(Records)

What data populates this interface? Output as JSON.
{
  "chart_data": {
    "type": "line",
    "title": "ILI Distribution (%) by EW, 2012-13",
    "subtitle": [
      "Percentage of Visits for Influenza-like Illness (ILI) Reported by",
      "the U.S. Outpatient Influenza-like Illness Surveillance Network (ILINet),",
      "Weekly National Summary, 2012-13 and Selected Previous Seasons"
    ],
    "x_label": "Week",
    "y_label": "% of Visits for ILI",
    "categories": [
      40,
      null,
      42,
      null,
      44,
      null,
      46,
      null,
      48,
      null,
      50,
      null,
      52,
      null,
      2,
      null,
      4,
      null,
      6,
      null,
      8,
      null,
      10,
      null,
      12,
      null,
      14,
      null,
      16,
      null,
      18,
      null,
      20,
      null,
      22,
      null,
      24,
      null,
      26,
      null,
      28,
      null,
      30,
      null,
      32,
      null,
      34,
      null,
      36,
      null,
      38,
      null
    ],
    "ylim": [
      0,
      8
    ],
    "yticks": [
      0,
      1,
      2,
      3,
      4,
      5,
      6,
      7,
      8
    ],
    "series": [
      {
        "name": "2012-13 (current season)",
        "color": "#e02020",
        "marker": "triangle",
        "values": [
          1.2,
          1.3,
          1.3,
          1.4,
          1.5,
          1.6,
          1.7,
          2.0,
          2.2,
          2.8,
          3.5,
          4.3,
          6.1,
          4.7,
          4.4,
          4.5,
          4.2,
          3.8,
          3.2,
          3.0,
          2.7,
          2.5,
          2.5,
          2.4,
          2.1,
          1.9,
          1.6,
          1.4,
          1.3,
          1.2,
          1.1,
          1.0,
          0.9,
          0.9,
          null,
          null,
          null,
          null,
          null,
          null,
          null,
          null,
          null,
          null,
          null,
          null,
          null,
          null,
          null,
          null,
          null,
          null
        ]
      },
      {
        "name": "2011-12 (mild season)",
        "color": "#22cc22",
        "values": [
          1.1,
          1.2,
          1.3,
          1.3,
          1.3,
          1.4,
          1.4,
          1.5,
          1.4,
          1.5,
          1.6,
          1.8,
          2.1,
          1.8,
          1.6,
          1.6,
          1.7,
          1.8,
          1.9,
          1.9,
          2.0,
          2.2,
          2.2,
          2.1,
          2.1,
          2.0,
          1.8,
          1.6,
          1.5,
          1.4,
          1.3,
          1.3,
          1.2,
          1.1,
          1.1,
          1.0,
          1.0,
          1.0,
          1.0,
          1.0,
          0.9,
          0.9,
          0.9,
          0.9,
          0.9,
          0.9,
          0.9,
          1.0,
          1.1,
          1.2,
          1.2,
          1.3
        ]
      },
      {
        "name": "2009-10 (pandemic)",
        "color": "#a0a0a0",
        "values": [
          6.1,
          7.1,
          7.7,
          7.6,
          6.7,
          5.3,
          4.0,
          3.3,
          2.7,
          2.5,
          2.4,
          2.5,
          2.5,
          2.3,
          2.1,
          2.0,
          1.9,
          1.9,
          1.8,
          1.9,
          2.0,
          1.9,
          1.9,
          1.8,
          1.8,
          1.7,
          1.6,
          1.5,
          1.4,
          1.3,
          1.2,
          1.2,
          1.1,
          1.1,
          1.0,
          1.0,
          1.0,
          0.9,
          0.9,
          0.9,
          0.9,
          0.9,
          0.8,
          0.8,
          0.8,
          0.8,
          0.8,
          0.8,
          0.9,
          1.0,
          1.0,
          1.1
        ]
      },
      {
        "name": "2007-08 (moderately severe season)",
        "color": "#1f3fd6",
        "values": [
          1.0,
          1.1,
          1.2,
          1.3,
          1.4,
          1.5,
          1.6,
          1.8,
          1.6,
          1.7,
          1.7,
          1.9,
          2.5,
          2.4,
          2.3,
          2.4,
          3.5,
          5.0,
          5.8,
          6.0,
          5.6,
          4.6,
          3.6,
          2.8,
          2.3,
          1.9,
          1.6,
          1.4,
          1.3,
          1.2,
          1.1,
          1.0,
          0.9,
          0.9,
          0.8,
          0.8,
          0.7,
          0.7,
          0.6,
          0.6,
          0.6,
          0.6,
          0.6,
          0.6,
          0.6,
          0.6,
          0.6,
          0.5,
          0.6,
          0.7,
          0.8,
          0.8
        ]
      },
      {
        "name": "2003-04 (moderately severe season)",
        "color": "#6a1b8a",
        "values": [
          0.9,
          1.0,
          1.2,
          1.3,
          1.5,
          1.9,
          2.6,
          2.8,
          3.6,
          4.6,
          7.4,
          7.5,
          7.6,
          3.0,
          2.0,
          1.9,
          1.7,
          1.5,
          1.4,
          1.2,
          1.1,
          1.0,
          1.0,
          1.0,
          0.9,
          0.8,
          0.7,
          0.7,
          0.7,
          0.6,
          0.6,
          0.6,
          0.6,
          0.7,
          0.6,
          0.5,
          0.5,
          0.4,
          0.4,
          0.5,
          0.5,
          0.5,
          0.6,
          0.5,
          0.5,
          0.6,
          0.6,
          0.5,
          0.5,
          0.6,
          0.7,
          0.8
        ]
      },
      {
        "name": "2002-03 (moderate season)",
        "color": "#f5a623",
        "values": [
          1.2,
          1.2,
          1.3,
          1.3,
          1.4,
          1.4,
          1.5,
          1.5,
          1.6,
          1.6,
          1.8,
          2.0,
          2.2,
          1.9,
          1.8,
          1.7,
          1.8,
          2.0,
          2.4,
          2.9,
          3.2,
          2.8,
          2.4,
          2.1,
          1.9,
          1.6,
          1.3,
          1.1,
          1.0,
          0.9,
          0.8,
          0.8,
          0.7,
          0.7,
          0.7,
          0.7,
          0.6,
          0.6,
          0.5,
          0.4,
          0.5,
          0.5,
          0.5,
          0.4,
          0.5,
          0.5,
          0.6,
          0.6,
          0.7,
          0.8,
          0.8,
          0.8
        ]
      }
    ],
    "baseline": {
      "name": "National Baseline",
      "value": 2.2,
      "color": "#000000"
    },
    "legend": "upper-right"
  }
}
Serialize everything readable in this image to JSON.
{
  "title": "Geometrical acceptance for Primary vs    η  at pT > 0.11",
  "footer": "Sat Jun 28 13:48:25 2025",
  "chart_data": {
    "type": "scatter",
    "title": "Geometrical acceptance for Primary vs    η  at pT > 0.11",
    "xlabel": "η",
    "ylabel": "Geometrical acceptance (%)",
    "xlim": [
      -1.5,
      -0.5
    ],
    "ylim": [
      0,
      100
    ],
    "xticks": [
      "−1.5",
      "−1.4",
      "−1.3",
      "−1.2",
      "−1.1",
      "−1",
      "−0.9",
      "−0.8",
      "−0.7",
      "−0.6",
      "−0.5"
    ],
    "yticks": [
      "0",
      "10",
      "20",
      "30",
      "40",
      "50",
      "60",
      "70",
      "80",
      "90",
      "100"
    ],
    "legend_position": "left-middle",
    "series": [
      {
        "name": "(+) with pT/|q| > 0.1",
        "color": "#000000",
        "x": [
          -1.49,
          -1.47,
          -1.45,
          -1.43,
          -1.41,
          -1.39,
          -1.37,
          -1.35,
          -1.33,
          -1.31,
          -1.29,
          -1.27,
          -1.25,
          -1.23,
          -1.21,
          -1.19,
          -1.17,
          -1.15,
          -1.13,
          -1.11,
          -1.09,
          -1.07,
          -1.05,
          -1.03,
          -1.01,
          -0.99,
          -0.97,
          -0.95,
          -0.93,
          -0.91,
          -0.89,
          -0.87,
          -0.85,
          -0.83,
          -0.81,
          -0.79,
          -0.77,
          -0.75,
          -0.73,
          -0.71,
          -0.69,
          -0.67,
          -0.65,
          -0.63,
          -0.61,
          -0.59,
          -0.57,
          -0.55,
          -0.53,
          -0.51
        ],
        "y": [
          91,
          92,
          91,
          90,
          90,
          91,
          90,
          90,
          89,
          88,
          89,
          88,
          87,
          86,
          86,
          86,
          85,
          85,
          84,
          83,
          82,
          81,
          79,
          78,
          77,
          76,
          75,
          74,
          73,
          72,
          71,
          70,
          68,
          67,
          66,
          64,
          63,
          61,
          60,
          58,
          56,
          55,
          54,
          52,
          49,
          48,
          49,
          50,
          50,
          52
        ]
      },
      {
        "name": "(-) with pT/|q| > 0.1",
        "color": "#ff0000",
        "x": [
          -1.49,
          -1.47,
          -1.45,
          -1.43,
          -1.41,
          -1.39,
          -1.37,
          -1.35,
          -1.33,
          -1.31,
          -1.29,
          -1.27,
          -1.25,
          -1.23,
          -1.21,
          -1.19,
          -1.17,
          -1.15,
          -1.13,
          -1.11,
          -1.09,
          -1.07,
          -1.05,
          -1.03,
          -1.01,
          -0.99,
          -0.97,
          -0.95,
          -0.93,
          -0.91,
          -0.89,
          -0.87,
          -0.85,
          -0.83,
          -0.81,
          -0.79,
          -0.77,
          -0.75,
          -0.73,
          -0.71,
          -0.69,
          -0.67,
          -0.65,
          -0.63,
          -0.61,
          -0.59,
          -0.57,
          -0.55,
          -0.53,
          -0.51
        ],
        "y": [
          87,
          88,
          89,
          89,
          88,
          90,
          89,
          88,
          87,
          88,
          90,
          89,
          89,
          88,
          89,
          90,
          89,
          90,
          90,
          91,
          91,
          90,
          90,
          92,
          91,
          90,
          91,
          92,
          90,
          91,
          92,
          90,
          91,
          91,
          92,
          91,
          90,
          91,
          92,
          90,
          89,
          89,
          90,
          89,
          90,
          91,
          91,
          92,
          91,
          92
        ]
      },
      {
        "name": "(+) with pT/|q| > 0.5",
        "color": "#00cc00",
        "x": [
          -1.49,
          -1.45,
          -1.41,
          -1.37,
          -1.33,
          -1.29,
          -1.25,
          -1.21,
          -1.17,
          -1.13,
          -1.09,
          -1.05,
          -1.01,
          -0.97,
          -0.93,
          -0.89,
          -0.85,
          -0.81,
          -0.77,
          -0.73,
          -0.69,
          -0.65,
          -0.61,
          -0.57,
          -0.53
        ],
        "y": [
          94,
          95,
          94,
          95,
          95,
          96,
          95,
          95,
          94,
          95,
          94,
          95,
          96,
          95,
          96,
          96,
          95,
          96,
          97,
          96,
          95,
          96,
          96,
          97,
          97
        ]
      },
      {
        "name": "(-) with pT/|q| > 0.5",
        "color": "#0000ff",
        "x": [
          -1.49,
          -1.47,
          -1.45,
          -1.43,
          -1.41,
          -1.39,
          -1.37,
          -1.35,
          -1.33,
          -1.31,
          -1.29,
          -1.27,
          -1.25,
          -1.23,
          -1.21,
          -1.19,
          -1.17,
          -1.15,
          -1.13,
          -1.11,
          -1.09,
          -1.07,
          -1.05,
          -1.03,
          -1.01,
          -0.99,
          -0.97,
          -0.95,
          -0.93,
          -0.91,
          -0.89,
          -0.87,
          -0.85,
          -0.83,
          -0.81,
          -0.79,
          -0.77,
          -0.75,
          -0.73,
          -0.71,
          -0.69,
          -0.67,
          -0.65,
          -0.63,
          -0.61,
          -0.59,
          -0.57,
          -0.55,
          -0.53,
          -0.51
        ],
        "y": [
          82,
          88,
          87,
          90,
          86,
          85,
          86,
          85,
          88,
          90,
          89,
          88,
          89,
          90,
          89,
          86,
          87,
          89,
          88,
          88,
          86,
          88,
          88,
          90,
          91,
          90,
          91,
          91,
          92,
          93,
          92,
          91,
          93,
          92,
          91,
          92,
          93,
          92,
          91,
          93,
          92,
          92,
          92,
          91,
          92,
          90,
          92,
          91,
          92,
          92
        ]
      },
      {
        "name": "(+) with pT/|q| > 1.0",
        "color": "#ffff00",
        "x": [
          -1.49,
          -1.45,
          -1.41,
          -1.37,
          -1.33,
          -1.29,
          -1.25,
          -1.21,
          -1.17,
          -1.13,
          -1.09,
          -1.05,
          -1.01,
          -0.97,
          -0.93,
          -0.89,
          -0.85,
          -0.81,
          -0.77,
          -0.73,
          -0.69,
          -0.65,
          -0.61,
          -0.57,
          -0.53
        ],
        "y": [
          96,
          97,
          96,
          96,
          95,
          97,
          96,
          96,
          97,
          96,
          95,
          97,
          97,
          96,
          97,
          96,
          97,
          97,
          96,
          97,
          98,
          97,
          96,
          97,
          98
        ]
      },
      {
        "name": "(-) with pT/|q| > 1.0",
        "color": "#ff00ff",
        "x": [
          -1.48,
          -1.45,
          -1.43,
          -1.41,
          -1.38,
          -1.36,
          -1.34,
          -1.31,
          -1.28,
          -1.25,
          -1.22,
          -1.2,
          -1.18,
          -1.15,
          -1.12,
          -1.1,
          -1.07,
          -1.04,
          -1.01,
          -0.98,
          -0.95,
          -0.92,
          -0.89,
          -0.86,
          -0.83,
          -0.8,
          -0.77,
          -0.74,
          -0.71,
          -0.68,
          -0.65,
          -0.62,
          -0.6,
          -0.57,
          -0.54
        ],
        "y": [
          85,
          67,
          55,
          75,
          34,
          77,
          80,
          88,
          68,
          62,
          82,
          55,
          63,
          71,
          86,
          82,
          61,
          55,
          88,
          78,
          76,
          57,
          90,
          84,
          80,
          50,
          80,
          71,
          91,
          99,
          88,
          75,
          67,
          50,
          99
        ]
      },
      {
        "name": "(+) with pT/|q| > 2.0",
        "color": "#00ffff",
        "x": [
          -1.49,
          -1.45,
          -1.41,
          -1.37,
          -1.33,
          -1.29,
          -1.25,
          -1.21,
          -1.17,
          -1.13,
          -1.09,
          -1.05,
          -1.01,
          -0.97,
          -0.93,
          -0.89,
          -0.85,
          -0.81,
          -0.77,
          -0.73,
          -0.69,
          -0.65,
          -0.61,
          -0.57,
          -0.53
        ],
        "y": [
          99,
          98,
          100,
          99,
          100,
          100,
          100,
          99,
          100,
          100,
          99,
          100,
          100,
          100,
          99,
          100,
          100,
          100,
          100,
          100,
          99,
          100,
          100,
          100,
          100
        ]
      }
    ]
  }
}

# Task
Lines from the records above that hold "National" are the ones to list.

# Answer to the task
      "Weekly National Summary, 2012-13 and Selected Previous Seasons"
      "name": "National Baseline",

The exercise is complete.